→ Written task
Using the records below, copy out exactly the line that contains "Convert this screenshot" and every line that follows it, up to and including the last, and no others.

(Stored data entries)
[Start]

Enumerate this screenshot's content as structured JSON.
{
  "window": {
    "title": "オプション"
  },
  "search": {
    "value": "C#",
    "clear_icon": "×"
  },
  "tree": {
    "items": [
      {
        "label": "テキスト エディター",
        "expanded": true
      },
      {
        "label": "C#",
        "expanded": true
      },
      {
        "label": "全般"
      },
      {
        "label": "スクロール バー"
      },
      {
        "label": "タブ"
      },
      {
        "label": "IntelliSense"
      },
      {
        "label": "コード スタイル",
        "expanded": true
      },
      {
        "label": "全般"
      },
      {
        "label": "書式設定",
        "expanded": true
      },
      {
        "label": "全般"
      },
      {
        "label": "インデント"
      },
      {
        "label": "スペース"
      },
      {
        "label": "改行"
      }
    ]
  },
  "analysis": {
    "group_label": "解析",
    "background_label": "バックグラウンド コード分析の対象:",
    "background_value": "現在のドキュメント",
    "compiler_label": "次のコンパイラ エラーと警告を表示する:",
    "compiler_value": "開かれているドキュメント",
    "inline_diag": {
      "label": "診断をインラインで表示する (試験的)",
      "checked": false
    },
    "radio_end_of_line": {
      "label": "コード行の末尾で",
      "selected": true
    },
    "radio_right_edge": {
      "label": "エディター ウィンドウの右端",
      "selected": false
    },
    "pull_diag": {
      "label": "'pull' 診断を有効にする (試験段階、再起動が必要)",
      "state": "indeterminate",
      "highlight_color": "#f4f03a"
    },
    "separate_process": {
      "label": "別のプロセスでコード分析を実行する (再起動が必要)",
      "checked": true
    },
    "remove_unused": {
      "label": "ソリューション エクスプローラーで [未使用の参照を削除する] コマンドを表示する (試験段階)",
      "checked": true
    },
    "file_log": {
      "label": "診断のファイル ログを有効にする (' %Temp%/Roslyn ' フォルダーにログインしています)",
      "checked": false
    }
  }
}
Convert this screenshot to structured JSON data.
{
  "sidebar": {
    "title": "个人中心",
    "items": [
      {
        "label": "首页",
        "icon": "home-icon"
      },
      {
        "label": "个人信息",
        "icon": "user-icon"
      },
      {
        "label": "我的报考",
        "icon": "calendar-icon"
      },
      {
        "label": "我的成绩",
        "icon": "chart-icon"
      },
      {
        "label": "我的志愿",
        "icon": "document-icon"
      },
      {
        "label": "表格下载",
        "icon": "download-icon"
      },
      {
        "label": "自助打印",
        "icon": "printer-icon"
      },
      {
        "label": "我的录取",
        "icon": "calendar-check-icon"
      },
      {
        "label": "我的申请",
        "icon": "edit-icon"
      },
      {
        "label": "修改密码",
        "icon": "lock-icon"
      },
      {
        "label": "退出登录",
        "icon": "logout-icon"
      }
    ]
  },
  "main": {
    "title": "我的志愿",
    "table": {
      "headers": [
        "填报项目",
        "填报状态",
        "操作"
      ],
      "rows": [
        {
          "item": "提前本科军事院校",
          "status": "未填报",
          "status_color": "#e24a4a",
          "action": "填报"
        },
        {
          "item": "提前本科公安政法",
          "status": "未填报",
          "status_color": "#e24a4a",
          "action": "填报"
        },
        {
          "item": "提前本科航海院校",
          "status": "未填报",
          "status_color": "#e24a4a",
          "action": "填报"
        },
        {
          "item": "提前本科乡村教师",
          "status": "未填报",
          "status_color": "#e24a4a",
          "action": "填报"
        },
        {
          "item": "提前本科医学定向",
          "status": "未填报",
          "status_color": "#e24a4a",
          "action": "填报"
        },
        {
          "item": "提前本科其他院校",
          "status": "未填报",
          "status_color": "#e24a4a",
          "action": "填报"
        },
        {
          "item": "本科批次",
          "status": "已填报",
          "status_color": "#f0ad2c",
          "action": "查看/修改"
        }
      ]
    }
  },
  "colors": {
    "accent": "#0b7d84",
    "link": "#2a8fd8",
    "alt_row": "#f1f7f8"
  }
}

[End]

→ Reply to the task
Convert this screenshot to structured JSON data.
{
  "sidebar": {
    "title": "个人中心",
    "items": [
      {
        "label": "首页",
        "icon": "home-icon"
      },
      {
        "label": "个人信息",
        "icon": "user-icon"
      },
      {
        "label": "我的报考",
        "icon": "calendar-icon"
      },
      {
        "label": "我的成绩",
        "icon": "chart-icon"
      },
      {
        "label": "我的志愿",
        "icon": "document-icon"
      },
      {
        "label": "表格下载",
        "icon": "download-icon"
      },
      {
        "label": "自助打印",
        "icon": "printer-icon"
      },
      {
        "label": "我的录取",
        "icon": "calendar-check-icon"
      },
      {
        "label": "我的申请",
        "icon": "edit-icon"
      },
      {
        "label": "修改密码",
        "icon": "lock-icon"
      },
      {
        "label": "退出登录",
        "icon": "logout-icon"
      }
    ]
  },
  "main": {
    "title": "我的志愿",
    "table": {
      "headers": [
        "填报项目",
        "填报状态",
        "操作"
      ],
      "rows": [
        {
          "item": "提前本科军事院校",
          "status": "未填报",
          "status_color": "#e24a4a",
          "action": "填报"
        },
        {
          "item": "提前本科公安政法",
          "status": "未填报",
          "status_color": "#e24a4a",
          "action": "填报"
        },
        {
          "item": "提前本科航海院校",
          "status": "未填报",
          "status_color": "#e24a4a",
          "action": "填报"
        },
        {
          "item": "提前本科乡村教师",
          "status": "未填报",
          "status_color": "#e24a4a",
          "action": "填报"
        },
        {
          "item": "提前本科医学定向",
          "status": "未填报",
          "status_color": "#e24a4a",
          "action": "填报"
        },
        {
          "item": "提前本科其他院校",
          "status": "未填报",
          "status_color": "#e24a4a",
          "action": "填报"
        },
        {
          "item": "本科批次",
          "status": "已填报",
          "status_color": "#f0ad2c",
          "action": "查看/修改"
        }
      ]
    }
  },
  "colors": {
    "accent": "#0b7d84",
    "link": "#2a8fd8",
    "alt_row": "#f1f7f8"
  }
}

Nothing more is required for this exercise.